### To do
Could all of the entries be written out exactly, with any pictures omitted?

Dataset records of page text
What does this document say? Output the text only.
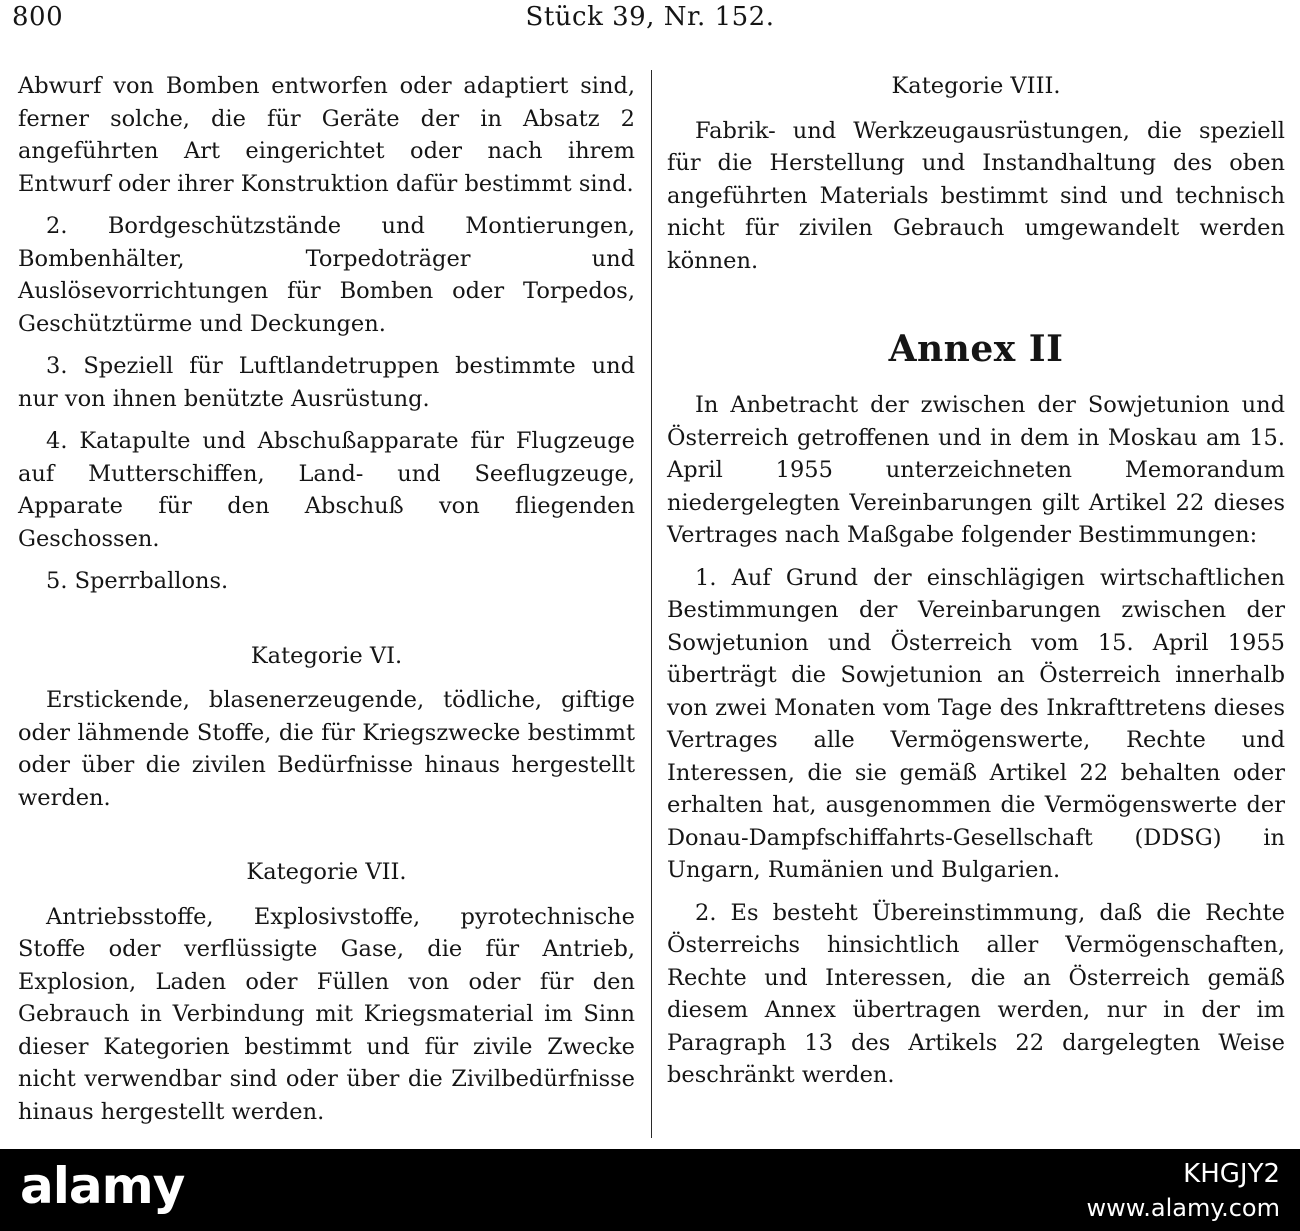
800	Stück 39, Nr. 152.

Abwurf von Bomben entworfen oder adaptiert sind, ferner solche, die für Geräte der in Absatz 2 angeführten Art eingerichtet oder nach ihrem Entwurf oder ihrer Konstruktion dafür bestimmt sind.

2. Bordgeschützstände und Montierungen, Bombenhälter, Torpedoträger und Auslösevorrichtungen für Bomben oder Torpedos, Geschütztürme und Deckungen.

3. Speziell für Luftlandetruppen bestimmte und nur von ihnen benützte Ausrüstung.

4. Katapulte und Abschußapparate für Flugzeuge auf Mutterschiffen, Land- und Seeflugzeuge, Apparate für den Abschuß von fliegenden Geschossen.

5. Sperrballons.

Kategorie VI.

Erstickende, blasenerzeugende, tödliche, giftige oder lähmende Stoffe, die für Kriegszwecke bestimmt oder über die zivilen Bedürfnisse hinaus hergestellt werden.

Kategorie VII.

Antriebsstoffe, Explosivstoffe, pyrotechnische Stoffe oder verflüssigte Gase, die für Antrieb, Explosion, Laden oder Füllen von oder für den Gebrauch in Verbindung mit Kriegsmaterial im Sinn dieser Kategorien bestimmt und für zivile Zwecke nicht verwendbar sind oder über die Zivilbedürfnisse hinaus hergestellt werden.

Kategorie VIII.

Fabrik- und Werkzeugausrüstungen, die speziell für die Herstellung und Instandhaltung des oben angeführten Materials bestimmt sind und technisch nicht für zivilen Gebrauch umgewandelt werden können.

Annex II

In Anbetracht der zwischen der Sowjetunion und Österreich getroffenen und in dem in Moskau am 15. April 1955 unterzeichneten Memorandum niedergelegten Vereinbarungen gilt Artikel 22 dieses Vertrages nach Maßgabe folgender Bestimmungen:

1. Auf Grund der einschlägigen wirtschaftlichen Bestimmungen der Vereinbarungen zwischen der Sowjetunion und Österreich vom 15. April 1955 überträgt die Sowjetunion an Österreich innerhalb von zwei Monaten vom Tage des Inkrafttretens dieses Vertrages alle Vermögenswerte, Rechte und Interessen, die sie gemäß Artikel 22 behalten oder erhalten hat, ausgenommen die Vermögenswerte der Donau-Dampfschiffahrts-Gesellschaft (DDSG) in Ungarn, Rumänien und Bulgarien.

2. Es besteht Übereinstimmung, daß die Rechte Österreichs hinsichtlich aller Vermögenschaften, Rechte und Interessen, die an Österreich gemäß diesem Annex übertragen werden, nur in der im Paragraph 13 des Artikels 22 dargelegten Weise beschränkt werden.

alamy	KHGJY2
www.alamy.com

### Answer to this exercise
What does this document say? Output the text only.
800	Stück 39, Nr. 152.

Abwurf von Bomben entworfen oder adaptiert sind, ferner solche, die für Geräte der in Absatz 2 angeführten Art eingerichtet oder nach ihrem Entwurf oder ihrer Konstruktion dafür bestimmt sind.

2. Bordgeschützstände und Montierungen, Bombenhälter, Torpedoträger und Auslösevorrichtungen für Bomben oder Torpedos, Geschütztürme und Deckungen.

3. Speziell für Luftlandetruppen bestimmte und nur von ihnen benützte Ausrüstung.

4. Katapulte und Abschußapparate für Flugzeuge auf Mutterschiffen, Land- und Seeflugzeuge, Apparate für den Abschuß von fliegenden Geschossen.

5. Sperrballons.

Kategorie VI.

Erstickende, blasenerzeugende, tödliche, giftige oder lähmende Stoffe, die für Kriegszwecke bestimmt oder über die zivilen Bedürfnisse hinaus hergestellt werden.

Kategorie VII.

Antriebsstoffe, Explosivstoffe, pyrotechnische Stoffe oder verflüssigte Gase, die für Antrieb, Explosion, Laden oder Füllen von oder für den Gebrauch in Verbindung mit Kriegsmaterial im Sinn dieser Kategorien bestimmt und für zivile Zwecke nicht verwendbar sind oder über die Zivilbedürfnisse hinaus hergestellt werden.

Kategorie VIII.

Fabrik- und Werkzeugausrüstungen, die speziell für die Herstellung und Instandhaltung des oben angeführten Materials bestimmt sind und technisch nicht für zivilen Gebrauch umgewandelt werden können.

Annex II

In Anbetracht der zwischen der Sowjetunion und Österreich getroffenen und in dem in Moskau am 15. April 1955 unterzeichneten Memorandum niedergelegten Vereinbarungen gilt Artikel 22 dieses Vertrages nach Maßgabe folgender Bestimmungen:

1. Auf Grund der einschlägigen wirtschaftlichen Bestimmungen der Vereinbarungen zwischen der Sowjetunion und Österreich vom 15. April 1955 überträgt die Sowjetunion an Österreich innerhalb von zwei Monaten vom Tage des Inkrafttretens dieses Vertrages alle Vermögenswerte, Rechte und Interessen, die sie gemäß Artikel 22 behalten oder erhalten hat, ausgenommen die Vermögenswerte der Donau-Dampfschiffahrts-Gesellschaft (DDSG) in Ungarn, Rumänien und Bulgarien.

2. Es besteht Übereinstimmung, daß die Rechte Österreichs hinsichtlich aller Vermögenschaften, Rechte und Interessen, die an Österreich gemäß diesem Annex übertragen werden, nur in der im Paragraph 13 des Artikels 22 dargelegten Weise beschränkt werden.

alamy	KHGJY2
www.alamy.com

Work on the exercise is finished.